◆ **PASSAGE SHOWN**

Nvidia reportedly halts H20 production after Chinese security decree clouds demand outlook

Shares of Nvidia are down in premarket trading after The Information reported that the chip designer has told two suppliers that put the finishing touches on its H20 processors — the chips it recently received licenses to sell to China once again — to suspend production work.

This news follows a report earlier this month that China’s internet regulator told major domestic tech giants like ByteDance, Alibaba, and Tencent not to purchase these chips because of data security concerns. Per The New York Times, Nvidia CEO Jensen Huang said he already made it “very clear” to Chinese regulators that their worries about backdoor access to these chips are unfounded.

The H20 has been a giant, multibillion-dollar headache for Nvidia and a flashpoint for the confusing geopolitical, commercial, and technological crosscurrents in the US-China relationship this year.

◆ **THE RECORDS**
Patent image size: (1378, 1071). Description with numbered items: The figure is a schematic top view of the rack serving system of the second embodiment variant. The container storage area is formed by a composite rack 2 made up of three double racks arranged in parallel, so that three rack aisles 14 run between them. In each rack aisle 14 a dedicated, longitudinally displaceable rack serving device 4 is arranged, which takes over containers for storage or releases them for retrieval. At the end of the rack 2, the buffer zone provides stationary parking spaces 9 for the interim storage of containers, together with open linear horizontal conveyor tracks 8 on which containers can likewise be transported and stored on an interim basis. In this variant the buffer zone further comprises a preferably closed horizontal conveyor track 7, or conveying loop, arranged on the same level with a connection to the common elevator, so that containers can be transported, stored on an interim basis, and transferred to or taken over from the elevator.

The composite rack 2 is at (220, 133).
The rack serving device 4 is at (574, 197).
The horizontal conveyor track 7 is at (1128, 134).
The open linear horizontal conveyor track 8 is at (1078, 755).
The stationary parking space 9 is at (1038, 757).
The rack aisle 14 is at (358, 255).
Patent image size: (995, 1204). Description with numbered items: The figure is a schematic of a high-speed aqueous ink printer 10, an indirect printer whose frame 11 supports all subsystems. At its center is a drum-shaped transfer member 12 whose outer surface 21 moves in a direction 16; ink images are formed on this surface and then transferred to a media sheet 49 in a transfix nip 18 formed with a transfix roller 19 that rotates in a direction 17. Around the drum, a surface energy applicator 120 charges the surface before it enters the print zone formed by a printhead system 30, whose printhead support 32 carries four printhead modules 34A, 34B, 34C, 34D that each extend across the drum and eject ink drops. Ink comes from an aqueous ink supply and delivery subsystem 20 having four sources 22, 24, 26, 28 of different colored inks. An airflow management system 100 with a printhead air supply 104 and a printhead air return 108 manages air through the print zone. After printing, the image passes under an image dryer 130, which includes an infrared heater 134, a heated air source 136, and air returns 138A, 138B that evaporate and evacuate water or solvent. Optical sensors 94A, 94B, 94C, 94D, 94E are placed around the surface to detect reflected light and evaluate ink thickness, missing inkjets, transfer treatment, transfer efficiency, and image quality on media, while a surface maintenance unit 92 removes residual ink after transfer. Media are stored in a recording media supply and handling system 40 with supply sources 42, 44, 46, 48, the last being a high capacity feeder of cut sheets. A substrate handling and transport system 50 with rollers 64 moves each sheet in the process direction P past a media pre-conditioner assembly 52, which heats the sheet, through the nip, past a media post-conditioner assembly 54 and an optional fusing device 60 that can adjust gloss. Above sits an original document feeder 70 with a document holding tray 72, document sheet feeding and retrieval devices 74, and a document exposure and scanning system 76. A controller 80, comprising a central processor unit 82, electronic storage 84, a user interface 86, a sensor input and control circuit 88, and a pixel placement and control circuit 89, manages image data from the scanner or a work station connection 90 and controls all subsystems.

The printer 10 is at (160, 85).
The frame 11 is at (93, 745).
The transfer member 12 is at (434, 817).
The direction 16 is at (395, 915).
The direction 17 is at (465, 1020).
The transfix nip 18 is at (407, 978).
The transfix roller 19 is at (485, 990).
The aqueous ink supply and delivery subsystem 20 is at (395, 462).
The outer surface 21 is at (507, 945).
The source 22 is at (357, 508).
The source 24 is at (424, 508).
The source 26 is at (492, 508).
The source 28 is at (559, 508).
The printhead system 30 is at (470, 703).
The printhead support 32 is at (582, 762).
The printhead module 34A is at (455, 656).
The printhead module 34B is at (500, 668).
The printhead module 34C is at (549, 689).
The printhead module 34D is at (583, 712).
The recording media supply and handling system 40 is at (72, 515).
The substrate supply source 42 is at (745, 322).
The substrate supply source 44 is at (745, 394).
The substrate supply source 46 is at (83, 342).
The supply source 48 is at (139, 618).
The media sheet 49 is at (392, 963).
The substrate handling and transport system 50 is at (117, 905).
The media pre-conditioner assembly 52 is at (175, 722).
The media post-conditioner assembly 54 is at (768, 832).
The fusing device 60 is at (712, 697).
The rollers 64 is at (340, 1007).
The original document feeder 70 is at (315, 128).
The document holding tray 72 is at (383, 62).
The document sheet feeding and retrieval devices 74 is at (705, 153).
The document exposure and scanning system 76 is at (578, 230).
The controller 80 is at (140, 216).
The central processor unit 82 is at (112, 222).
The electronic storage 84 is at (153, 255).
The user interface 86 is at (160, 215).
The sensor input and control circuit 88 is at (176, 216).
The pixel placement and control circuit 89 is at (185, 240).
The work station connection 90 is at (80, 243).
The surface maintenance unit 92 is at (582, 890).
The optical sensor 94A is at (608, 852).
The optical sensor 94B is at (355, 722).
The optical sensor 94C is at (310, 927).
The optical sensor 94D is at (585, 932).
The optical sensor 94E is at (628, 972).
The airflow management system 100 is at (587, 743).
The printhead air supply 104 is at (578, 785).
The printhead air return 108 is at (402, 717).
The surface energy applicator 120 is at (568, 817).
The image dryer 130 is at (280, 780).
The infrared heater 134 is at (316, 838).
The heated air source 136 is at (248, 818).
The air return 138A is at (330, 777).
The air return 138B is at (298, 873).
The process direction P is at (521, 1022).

◆ **WRITTEN TASK A**
According to the Nvidia article, why did China's internet regulator tell major domestic tech companies not to purchase the H20 chips?
◆ **WRITTEN TASK B**
Substitute "plan view" for "top view" in the records, starting at the first line of the records and stopping after the line that contains "The rack aisle 14 is at (358, 255).". Reproduce only those lines, with nothing else changed.

◆ **SOLUTION A**
The regulator told companies like ByteDance, Alibaba, and Tencent not to buy the chips because of data security concerns.

◆ **SOLUTION B**
Patent image size: (1378, 1071). Description with numbered items: The figure is a schematic plan view of the rack serving system of the second embodiment variant. The container storage area is formed by a composite rack 2 made up of three double racks arranged in parallel, so that three rack aisles 14 run between them. In each rack aisle 14 a dedicated, longitudinally displaceable rack serving device 4 is arranged, which takes over containers for storage or releases them for retrieval. At the end of the rack 2, the buffer zone provides stationary parking spaces 9 for the interim storage of containers, together with open linear horizontal conveyor tracks 8 on which containers can likewise be transported and stored on an interim basis. In this variant the buffer zone further comprises a preferably closed horizontal conveyor track 7, or conveying loop, arranged on the same level with a connection to the common elevator, so that containers can be transported, stored on an interim basis, and transferred to or taken over from the elevator.

The composite rack 2 is at (220, 133).
The rack serving device 4 is at (574, 197).
The horizontal conveyor track 7 is at (1128, 134).
The open linear horizontal conveyor track 8 is at (1078, 755).
The stationary parking space 9 is at (1038, 757).
The rack aisle 14 is at (358, 255).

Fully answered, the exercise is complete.